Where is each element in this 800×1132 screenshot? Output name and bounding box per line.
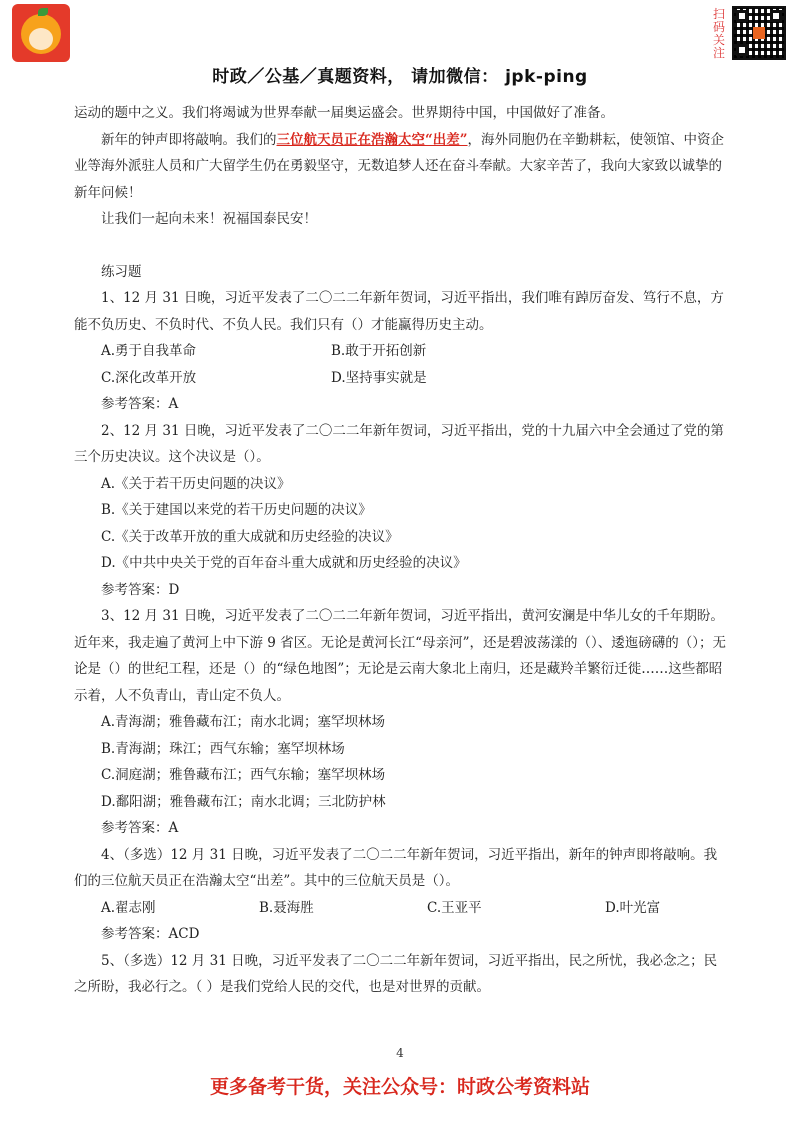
...
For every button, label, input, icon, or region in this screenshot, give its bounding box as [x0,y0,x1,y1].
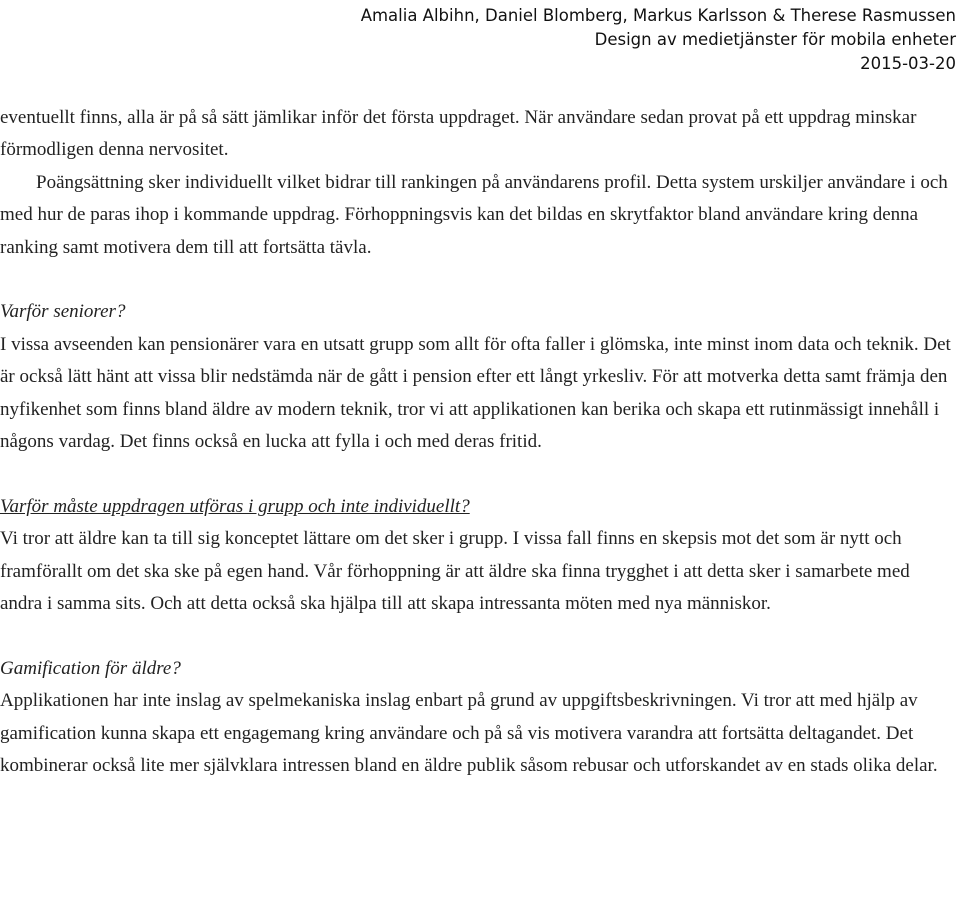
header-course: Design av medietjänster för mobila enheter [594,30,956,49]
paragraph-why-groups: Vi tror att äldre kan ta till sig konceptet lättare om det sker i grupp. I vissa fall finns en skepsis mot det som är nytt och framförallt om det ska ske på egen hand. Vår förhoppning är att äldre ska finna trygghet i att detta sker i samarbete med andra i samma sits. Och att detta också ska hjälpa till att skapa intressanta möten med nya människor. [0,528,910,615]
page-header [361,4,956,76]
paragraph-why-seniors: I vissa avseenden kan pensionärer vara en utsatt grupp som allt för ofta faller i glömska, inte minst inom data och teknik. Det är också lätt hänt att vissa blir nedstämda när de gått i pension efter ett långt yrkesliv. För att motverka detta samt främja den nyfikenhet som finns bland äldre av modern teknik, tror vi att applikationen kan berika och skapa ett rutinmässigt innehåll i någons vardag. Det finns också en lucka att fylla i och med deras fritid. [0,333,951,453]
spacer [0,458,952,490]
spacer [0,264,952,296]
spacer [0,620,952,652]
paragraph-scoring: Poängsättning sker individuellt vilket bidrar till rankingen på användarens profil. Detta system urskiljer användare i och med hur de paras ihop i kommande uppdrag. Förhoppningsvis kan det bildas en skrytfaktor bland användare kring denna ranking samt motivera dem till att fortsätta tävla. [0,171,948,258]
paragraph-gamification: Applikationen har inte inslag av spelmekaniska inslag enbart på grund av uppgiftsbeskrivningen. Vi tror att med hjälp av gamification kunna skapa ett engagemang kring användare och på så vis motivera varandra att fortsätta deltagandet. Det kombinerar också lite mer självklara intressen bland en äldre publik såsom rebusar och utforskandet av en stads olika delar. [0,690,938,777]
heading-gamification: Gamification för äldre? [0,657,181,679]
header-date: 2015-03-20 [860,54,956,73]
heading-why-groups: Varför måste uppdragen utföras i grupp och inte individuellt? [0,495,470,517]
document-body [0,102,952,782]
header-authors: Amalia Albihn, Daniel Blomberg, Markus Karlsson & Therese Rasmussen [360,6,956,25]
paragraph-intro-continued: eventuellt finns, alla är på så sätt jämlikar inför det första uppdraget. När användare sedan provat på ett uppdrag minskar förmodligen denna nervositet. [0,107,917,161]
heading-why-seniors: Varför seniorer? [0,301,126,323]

**Direction:**
Reproduce the entries beginning at the line that contains "For every button, label, input, icon, or" and stopping after the line that contains "paragraph-scoring: Poängsättning sker", including both of those lines. Leave the pictures out of the answer.

**Answer to this problem:**
For every button, label, input, icon, or region in this screenshot, give its bounding box as [x0,y0,x1,y1].
header-course: Design av medietjänster för mobila enheter [594,30,956,49]
paragraph-why-groups: Vi tror att äldre kan ta till sig konceptet lättare om det sker i grupp. I vissa fall finns en skepsis mot det som är nytt och framförallt om det ska ske på egen hand. Vår förhoppning är att äldre ska finna trygghet i att detta sker i samarbete med andra i samma sits. Och att detta också ska hjälpa till att skapa intressanta möten med nya människor. [0,528,910,615]
page-header [361,4,956,76]
paragraph-why-seniors: I vissa avseenden kan pensionärer vara en utsatt grupp som allt för ofta faller i glömska, inte minst inom data och teknik. Det är också lätt hänt att vissa blir nedstämda när de gått i pension efter ett långt yrkesliv. För att motverka detta samt främja den nyfikenhet som finns bland äldre av modern teknik, tror vi att applikationen kan berika och skapa ett rutinmässigt innehåll i någons vardag. Det finns också en lucka att fylla i och med deras fritid. [0,333,951,453]
spacer [0,458,952,490]
spacer [0,264,952,296]
spacer [0,620,952,652]
paragraph-scoring: Poängsättning sker individuellt vilket bidrar till rankingen på användarens profil. Detta system urskiljer användare i och med hur de paras ihop i kommande uppdrag. Förhoppningsvis kan det bildas en skrytfaktor bland användare kring denna ranking samt motivera dem till att fortsätta tävla. [0,171,948,258]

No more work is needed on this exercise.